### Your goal
Transcribe each line of the records below exactly, excluding any embedded images.

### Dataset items
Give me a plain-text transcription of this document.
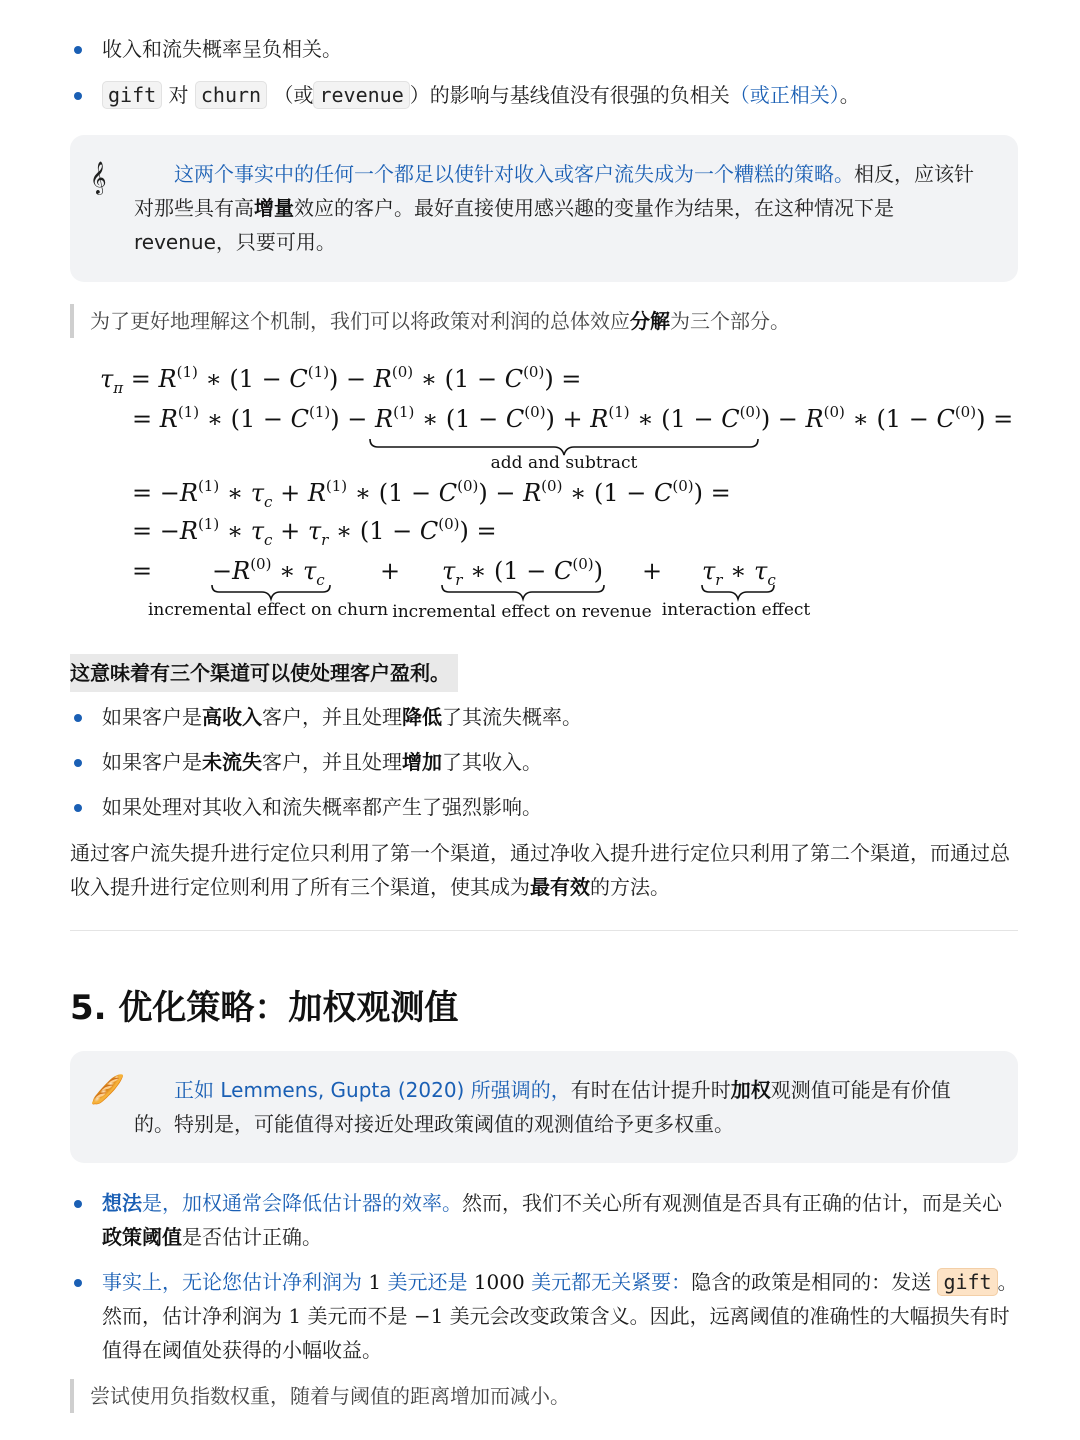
收入和流失概率呈负相关。
gift 对 churn （或 revenue ）的影响与基线值没有很强的负相关（或正相关）。
𝄞	这两个事实中的任何一个都足以使针对收入或客户流失成为一个糟糕的策略。相反，应该针对那些具有高增量效应的客户。最好直接使用感兴趣的变量作为结果，在这种情况下是 revenue，只要可用。
为了更好地理解这个机制，我们可以将政策对利润的总体效应分解为三个部分。
$\tau_\pi = R^{(1)}$ ∗ $(1 - C^{(1)}) - R^{(0)}$ ∗ $(1 - C^{(0)})$ =
= $R^{(1)}$ ∗ $(1 - C^{(1)}) - R^{(1)}$ ∗ $(1 - C^{(0)}) + R^{(1)}$ ∗ $(1 - C^{(0)}) - R^{(0)}$ ∗ $(1 - C^{(0)})$ =
add and subtract
= $-R^{(1)}$ ∗ $\tau_c + R^{(1)}$ ∗ $(1 - C^{(0)}) - R^{(0)}$ ∗ $(1 - C^{(0)})$ =
= $-R^{(1)}$ ∗ $\tau_c + \tau_r$ ∗ $(1 - C^{(0)})$ =
= $-R^{(0)}$ ∗ $\tau_c + \tau_r$ ∗ $(1 - C^{(0)}) + \tau_r$ ∗ $\tau_c$
incremental effect on churn incremental effect on revenue interaction effect
这意味着有三个渠道可以使处理客户盈利。
如果客户是高收入客户，并且处理降低了其流失概率。
如果客户是未流失客户，并且处理增加了其收入。
如果处理对其收入和流失概率都产生了强烈影响。
通过客户流失提升进行定位只利用了第一个渠道，通过净收入提升进行定位只利用了第二个渠道，而通过总收入提升进行定位则利用了所有三个渠道，使其成为最有效的方法。
5. 优化策略：加权观测值
🥖	正如 Lemmens, Gupta (2020) 所强调的，有时在估计提升时加权观测值可能是有价值的。特别是，可能值得对接近处理政策阈值的观测值给予更多权重。
想法是，加权通常会降低估计器的效率。然而，我们不关心所有观测值是否具有正确的估计，而是关心政策阈值是否估计正确。
事实上，无论您估计净利润为 1 美元还是 1000 美元都无关紧要：隐含的政策是相同的：发送 gift 。然而，估计净利润为 1 美元而不是 −1 美元会改变政策含义。因此，远离阈值的准确性的大幅损失有时值得在阈值处获得的小幅收益。
尝试使用负指数权重，随着与阈值的距离增加而减小。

### The output
Give me a plain-text transcription of this document.
收入和流失概率呈负相关。
gift 对 churn （或 revenue ）的影响与基线值没有很强的负相关（或正相关）。
𝄞	这两个事实中的任何一个都足以使针对收入或客户流失成为一个糟糕的策略。相反，应该针对那些具有高增量效应的客户。最好直接使用感兴趣的变量作为结果，在这种情况下是 revenue，只要可用。
为了更好地理解这个机制，我们可以将政策对利润的总体效应分解为三个部分。
$\tau_\pi = R^{(1)}$ ∗ $(1 - C^{(1)}) - R^{(0)}$ ∗ $(1 - C^{(0)})$ =
= $R^{(1)}$ ∗ $(1 - C^{(1)}) - R^{(1)}$ ∗ $(1 - C^{(0)}) + R^{(1)}$ ∗ $(1 - C^{(0)}) - R^{(0)}$ ∗ $(1 - C^{(0)})$ =
add and subtract
= $-R^{(1)}$ ∗ $\tau_c + R^{(1)}$ ∗ $(1 - C^{(0)}) - R^{(0)}$ ∗ $(1 - C^{(0)})$ =
= $-R^{(1)}$ ∗ $\tau_c + \tau_r$ ∗ $(1 - C^{(0)})$ =
= $-R^{(0)}$ ∗ $\tau_c + \tau_r$ ∗ $(1 - C^{(0)}) + \tau_r$ ∗ $\tau_c$
incremental effect on churn incremental effect on revenue interaction effect
这意味着有三个渠道可以使处理客户盈利。
如果客户是高收入客户，并且处理降低了其流失概率。
如果客户是未流失客户，并且处理增加了其收入。
如果处理对其收入和流失概率都产生了强烈影响。
通过客户流失提升进行定位只利用了第一个渠道，通过净收入提升进行定位只利用了第二个渠道，而通过总收入提升进行定位则利用了所有三个渠道，使其成为最有效的方法。
5. 优化策略：加权观测值
🥖	正如 Lemmens, Gupta (2020) 所强调的，有时在估计提升时加权观测值可能是有价值的。特别是，可能值得对接近处理政策阈值的观测值给予更多权重。
想法是，加权通常会降低估计器的效率。然而，我们不关心所有观测值是否具有正确的估计，而是关心政策阈值是否估计正确。
事实上，无论您估计净利润为 1 美元还是 1000 美元都无关紧要：隐含的政策是相同的：发送 gift 。然而，估计净利润为 1 美元而不是 −1 美元会改变政策含义。因此，远离阈值的准确性的大幅损失有时值得在阈值处获得的小幅收益。
尝试使用负指数权重，随着与阈值的距离增加而减小。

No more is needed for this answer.